QUOTED TEXT:
I am a nerd. Dork. Geek. I love my science. I love the connections I can make, the way it explains our world, how simple and complex it can be. But that’s not the most important thing I teach – not by a long shot.

Let me tell you a story about my 4th block chemistry class. During my first semester teaching (which was this fall semester in 2015), I taught a section of sophomores that stretched my very-much-still-developing classroom management skills to the limit on a regular basis. On our alternating block schedule, 4th is both the class after lunch and the last class of the day. Combine this with chemistry, which few of my students see a need for, five or so loud volatile personalities, and a large class with a strong sense of learned helplessness and need for constant attention, and you’d get my 4th block.

As much as this class stressed me out, I learned more from them than any of my other classes, particularly about the impacts of our education system. May and Jacob (these, and all names, are pseudonyms) raged against state testing when I told them they couldn’t listen to music during a unit exam. Fate, who was pregnant, and Ian, her boyfriend, threw a fit every time they were separated or treated like they weren’t adults. Simon sulked in the back, muttering about the truancy system and how it made so much sense to send truant kids to jail so they missed even more school.

ACTIONS TO TAKE:
(a) Decide whether each statement below agrees with the passage about the 4th block chemistry class: (i) the 4th block class met right after lunch; (ii) the writer considers science the most important thing they teach; (iii) the 4th block section was made up of juniors. For each, answer yes or no and quote the deciding words of the passage.
(b) Extract the portion of the passage about the 4th block chemistry class starting at "Let me tell" and ending at "my 4th block.".

ITEMS:
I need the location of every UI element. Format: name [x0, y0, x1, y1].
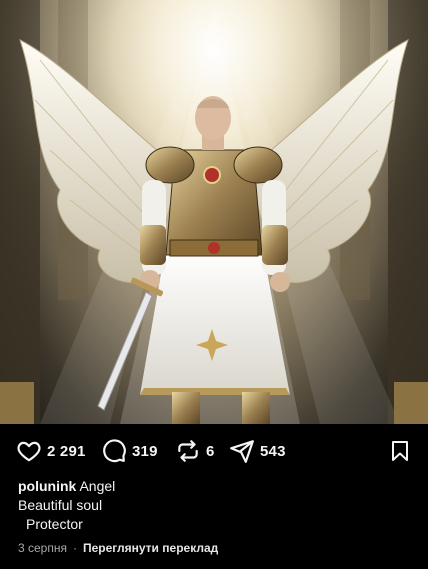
caption-first-line: polunink Angel — [18, 477, 414, 496]
caption-text-first: Angel — [79, 478, 116, 494]
bookmark-icon[interactable] — [388, 439, 412, 463]
meta-separator: · — [72, 541, 77, 555]
post-action-bar: 2 291 319 6 543 — [0, 430, 428, 470]
share-button[interactable]: 543 — [229, 438, 286, 464]
post-meta: 3 серпня · Переглянути переклад — [18, 541, 218, 555]
post-date: 3 серпня — [18, 541, 67, 555]
repost-arrows-icon[interactable] — [175, 438, 201, 464]
likes-count[interactable]: 2 291 — [47, 443, 86, 460]
comment-button[interactable]: 319 — [101, 438, 158, 464]
post-image[interactable] — [0, 0, 428, 424]
caption-line: Protector — [26, 516, 83, 532]
reposts-count[interactable]: 6 — [206, 443, 215, 460]
shares-count[interactable]: 543 — [260, 443, 286, 460]
paper-plane-icon[interactable] — [229, 438, 255, 464]
repost-button[interactable]: 6 — [175, 438, 215, 464]
heart-icon[interactable] — [16, 438, 42, 464]
see-translation-link[interactable]: Переглянути переклад — [83, 541, 218, 555]
comment-bubble-icon[interactable] — [101, 438, 127, 464]
caption-line: Beautiful soul — [18, 497, 103, 513]
like-button[interactable]: 2 291 — [16, 438, 86, 464]
author-username[interactable]: polunink — [18, 478, 76, 494]
angel-illustration — [0, 0, 428, 424]
comments-count[interactable]: 319 — [132, 443, 158, 460]
post-caption: polunink Angel Beautiful soul Protector — [18, 477, 414, 534]
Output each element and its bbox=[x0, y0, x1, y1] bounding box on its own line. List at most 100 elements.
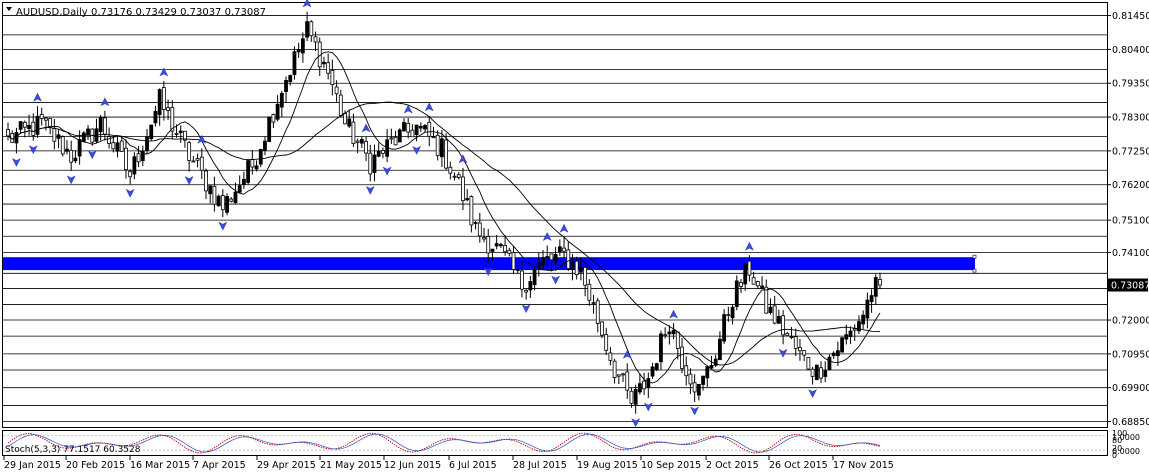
candle-body bbox=[671, 329, 676, 335]
candle-body bbox=[263, 140, 267, 151]
candle-body bbox=[562, 247, 566, 252]
chart-title: AUDUSD,Daily 0.73176 0.73429 0.73037 0.7… bbox=[6, 7, 266, 18]
candle-body bbox=[511, 252, 516, 270]
candle-body bbox=[212, 185, 217, 205]
candle-body bbox=[477, 222, 482, 237]
candle-body bbox=[351, 121, 356, 144]
candle-body bbox=[873, 277, 878, 297]
stochastic-label: Stoch(5,3,3) 77.1517 60.3528 bbox=[5, 445, 141, 455]
candle-body bbox=[465, 198, 470, 201]
candle-body bbox=[39, 114, 44, 119]
candle-body bbox=[124, 147, 128, 171]
candle-body bbox=[819, 367, 823, 379]
candle-body bbox=[608, 352, 613, 361]
candle-body bbox=[743, 263, 748, 285]
candle-body bbox=[734, 280, 739, 308]
y-tick-label: 0.70950 bbox=[1112, 349, 1149, 360]
candle-body bbox=[600, 321, 604, 336]
candle-body bbox=[536, 262, 541, 268]
candle-body bbox=[284, 79, 288, 92]
candle-body bbox=[174, 133, 179, 135]
x-tick-label: 29 Apr 2015 bbox=[257, 460, 316, 471]
candle-body bbox=[532, 269, 537, 286]
candle-body bbox=[764, 286, 769, 314]
candle-body bbox=[199, 156, 204, 171]
candle-body bbox=[18, 121, 23, 130]
candle-body bbox=[570, 261, 575, 270]
candle-body bbox=[486, 236, 491, 254]
candle-body bbox=[482, 237, 486, 240]
candle-body bbox=[781, 315, 786, 336]
candle-body bbox=[507, 249, 512, 254]
candle-body bbox=[621, 373, 625, 376]
candle-body bbox=[77, 139, 82, 157]
candle-body bbox=[423, 125, 427, 130]
candle-body bbox=[364, 140, 368, 154]
y-tick-label: 0.69900 bbox=[1112, 383, 1149, 394]
candle-body bbox=[435, 134, 440, 156]
candle-body bbox=[191, 160, 196, 163]
x-tick-label: 29 Jan 2015 bbox=[4, 460, 61, 471]
y-tick-label: 0.72000 bbox=[1112, 316, 1149, 327]
candle-body bbox=[271, 114, 276, 123]
candle-body bbox=[659, 333, 663, 363]
candle-body bbox=[52, 127, 57, 142]
candle-body bbox=[128, 170, 133, 178]
candle-body bbox=[776, 315, 781, 324]
candle-body bbox=[878, 279, 882, 286]
candle-body bbox=[696, 383, 701, 396]
candle-body bbox=[330, 70, 335, 85]
candle-body bbox=[810, 368, 815, 377]
candle-body bbox=[654, 363, 659, 371]
candle-body bbox=[44, 117, 48, 121]
candle-body bbox=[322, 61, 326, 65]
candle-body bbox=[368, 152, 373, 175]
candle-body bbox=[726, 314, 731, 317]
candle-body bbox=[157, 89, 162, 116]
y-tick-label: 0.79350 bbox=[1112, 79, 1149, 90]
candle-body bbox=[490, 248, 495, 252]
candle-body bbox=[701, 375, 705, 385]
candle-body bbox=[305, 21, 309, 38]
candle-body bbox=[633, 389, 638, 405]
candle-body bbox=[616, 374, 621, 377]
candle-body bbox=[81, 132, 86, 142]
candle-body bbox=[107, 136, 112, 144]
candle-body bbox=[579, 267, 583, 273]
candle-body bbox=[225, 196, 229, 213]
candle-body bbox=[520, 270, 524, 290]
candle-body bbox=[545, 256, 550, 259]
x-tick-label: 6 Jul 2015 bbox=[449, 460, 497, 471]
candle-body bbox=[27, 124, 31, 129]
candle-body bbox=[760, 285, 764, 290]
candle-body bbox=[153, 111, 158, 124]
candle-body bbox=[73, 157, 78, 162]
candle-body bbox=[722, 314, 727, 342]
candle-body bbox=[343, 113, 347, 125]
stoch-scale-label: 0.0000 bbox=[1112, 447, 1140, 456]
candle-body bbox=[279, 92, 284, 108]
candle-body bbox=[60, 136, 65, 155]
x-tick-label: 17 Nov 2015 bbox=[833, 460, 894, 471]
candle-body bbox=[313, 36, 318, 43]
candle-body bbox=[802, 350, 807, 356]
candle-body bbox=[739, 281, 743, 287]
candle-body bbox=[347, 118, 352, 127]
candle-body bbox=[840, 337, 844, 353]
y-tick-label: 0.78300 bbox=[1112, 113, 1149, 124]
candle-body bbox=[604, 334, 609, 351]
candle-body bbox=[65, 148, 69, 152]
candle-body bbox=[827, 356, 832, 371]
y-tick-label: 0.80400 bbox=[1112, 45, 1149, 56]
candle-body bbox=[359, 139, 364, 144]
candle-body bbox=[6, 129, 10, 137]
candle-body bbox=[461, 176, 465, 201]
candle-body bbox=[381, 150, 385, 154]
candle-body bbox=[406, 122, 411, 133]
candle-body bbox=[258, 148, 263, 165]
candle-body bbox=[393, 136, 398, 146]
candle-body bbox=[705, 366, 710, 379]
x-tick-label: 19 Aug 2015 bbox=[577, 460, 638, 471]
candle-body bbox=[338, 94, 343, 117]
candle-body bbox=[844, 334, 849, 340]
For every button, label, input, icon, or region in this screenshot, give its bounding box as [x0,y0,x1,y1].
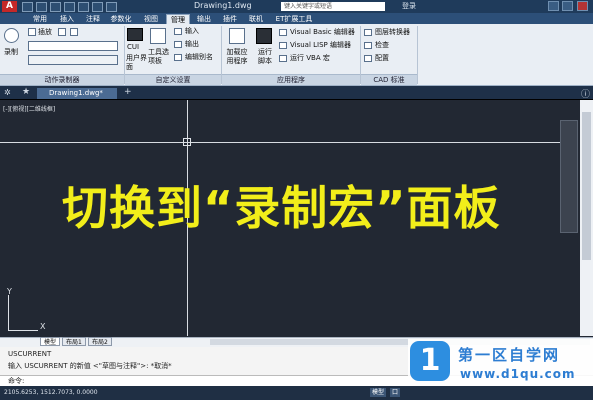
tab-view[interactable]: 视图 [141,14,161,24]
panel-title-cad-standards: CAD 标准 [361,74,417,85]
tab-online[interactable]: 联机 [246,14,266,24]
pickbox [183,138,191,146]
tab-express-tools[interactable]: ET扩展工具 [272,14,316,24]
play-icon[interactable] [28,28,36,36]
load-app-icon[interactable] [229,28,245,44]
run-script-button[interactable]: 运行脚本 [255,48,275,66]
vb-editor-button[interactable]: Visual Basic 编辑器 [290,28,355,37]
import-button[interactable]: 输入 [185,27,199,36]
command-history-line: USCURRENT [8,350,52,358]
ribbon-panel: 录制 插放 动作录制器 CUI 用户界面 工具选项板 输入 输出 编辑别名 自定… [0,24,593,86]
maximize-icon[interactable] [562,1,573,11]
load-app-button[interactable]: 加载应用程序 [224,48,250,66]
run-vba-button[interactable]: 运行 VBA 宏 [290,54,330,63]
export-button[interactable]: 输出 [185,40,199,49]
export-icon[interactable] [174,41,182,48]
crosshair-horizontal [0,142,562,143]
vertical-scroll-thumb[interactable] [582,112,591,260]
title-bar: A Drawing1.dwg 键入关键字或短语 登录 [0,0,593,13]
watermark-title: 第一区自学网 [458,346,561,364]
user-interface-button[interactable]: 用户界面 [126,54,148,72]
record-button[interactable]: 录制 [4,48,18,57]
plot-icon[interactable] [78,2,89,12]
ucs-x-axis [8,330,38,331]
panel-title-customization: 自定义设置 [125,74,221,85]
navigation-bar[interactable] [560,120,578,233]
tab-insert[interactable]: 插入 [57,14,77,24]
status-model-button[interactable]: 模型 [370,388,387,397]
preference-icon[interactable] [58,28,66,36]
tab-home[interactable]: 常用 [30,14,50,24]
app-logo-icon[interactable]: A [2,1,17,12]
layer-translator-icon[interactable] [364,29,372,36]
gear-icon[interactable]: ✲ [4,88,11,97]
configure-icon[interactable] [364,55,372,62]
panel-title-action-recorder: 动作录制器 [0,74,124,85]
redo-icon[interactable] [106,2,117,12]
viewport-controls[interactable]: [-][俯视][二维线框] [3,104,55,113]
cui-icon[interactable] [127,28,143,41]
tab-manage[interactable]: 管理 [166,14,190,24]
layout-tab-layout1[interactable]: 布局1 [62,337,86,346]
tool-palette-button[interactable]: 工具选项板 [148,48,170,66]
watermark-logo-icon: 1 [410,341,450,381]
tool-palette-icon[interactable] [150,28,166,44]
edit-alias-icon[interactable] [174,54,182,61]
info-icon[interactable]: ⓘ [581,87,590,100]
macro-field[interactable] [28,55,118,65]
ribbon-tabs: 常用 插入 注释 参数化 视图 管理 输出 插件 联机 ET扩展工具 [0,13,593,24]
ucs-y-axis [8,295,9,331]
play-button[interactable]: 插放 [38,28,52,37]
close-icon[interactable] [577,1,588,11]
command-history-line: 输入 USCURRENT 的新值 <"草图与注释">: *取消* [8,362,172,370]
ucs-x-label: X [40,322,46,331]
vlisp-editor-button[interactable]: Visual LISP 编辑器 [290,41,351,50]
ucs-y-label: Y [7,287,12,296]
file-tab-drawing1[interactable]: Drawing1.dwg* [37,88,117,99]
edit-alias-button[interactable]: 编辑别名 [185,53,213,62]
user-login[interactable]: 登录 [402,1,416,11]
new-icon[interactable] [22,2,33,12]
run-vba-icon[interactable] [279,55,287,62]
record-icon[interactable] [4,28,19,43]
minimize-icon[interactable] [548,1,559,11]
vlisp-editor-icon[interactable] [279,42,287,49]
configure-button[interactable]: 配置 [375,54,389,63]
tab-annotate[interactable]: 注释 [83,14,103,24]
command-prompt: 命令: [8,377,25,385]
saveas-icon[interactable] [64,2,75,12]
document-title: Drawing1.dwg [194,1,252,10]
layout-tab-layout2[interactable]: 布局2 [88,337,112,346]
tab-plugins[interactable]: 插件 [220,14,240,24]
undo-icon[interactable] [92,2,103,12]
check-icon[interactable] [364,42,372,49]
overlay-caption: 切换到“录制宏”面板 [62,181,501,235]
layout-tab-model[interactable]: 模型 [40,337,61,346]
open-icon[interactable] [36,2,47,12]
vb-editor-icon[interactable] [279,29,287,36]
tab-output[interactable]: 输出 [194,14,214,24]
marker-icon[interactable] [70,28,78,36]
new-tab-icon[interactable]: + [124,87,132,97]
panel-title-applications: 应用程序 [222,74,360,85]
save-icon[interactable] [50,2,61,12]
panel-separator [417,26,418,84]
import-icon[interactable] [174,28,182,35]
search-input[interactable]: 键入关键字或短语 [281,2,385,11]
tab-parametric[interactable]: 参数化 [107,14,135,24]
check-button[interactable]: 检查 [375,41,389,50]
run-script-icon[interactable] [256,28,272,44]
star-icon[interactable]: ★ [22,87,30,97]
layer-translator-button[interactable]: 图层转换器 [375,28,410,37]
status-viewport-button[interactable]: 口 [390,388,401,397]
coordinate-readout: 2105.6253, 1512.7073, 0.0000 [4,389,98,396]
watermark-url: www.d1qu.com [460,367,576,381]
macro-select[interactable] [28,41,118,51]
cui-label: CUI [127,43,140,51]
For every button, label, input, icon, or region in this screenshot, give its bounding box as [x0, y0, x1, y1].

EXPECTED RESULTS:
(a)
(i) Yes: "4th is both the class after lunch and the last class of the day."
(ii) No: "But that’s not the most important thing I teach – not by a long shot."
(iii) No: "I taught a section of sophomores"

(b)
Let me tell you a story about my 4th block chemistry class. During my first semester teaching (which was this fall semester in 2015), I taught a section of sophomores that stretched my very-much-still-developing classroom management skills to the limit on a regular basis. On our alternating block schedule, 4th is both the class after lunch and the last class of the day. Combine this with chemistry, which few of my students see a need for, five or so loud volatile personalities, and a large class with a strong sense of learned helplessness and need for constant attention, and you’d get my 4th block.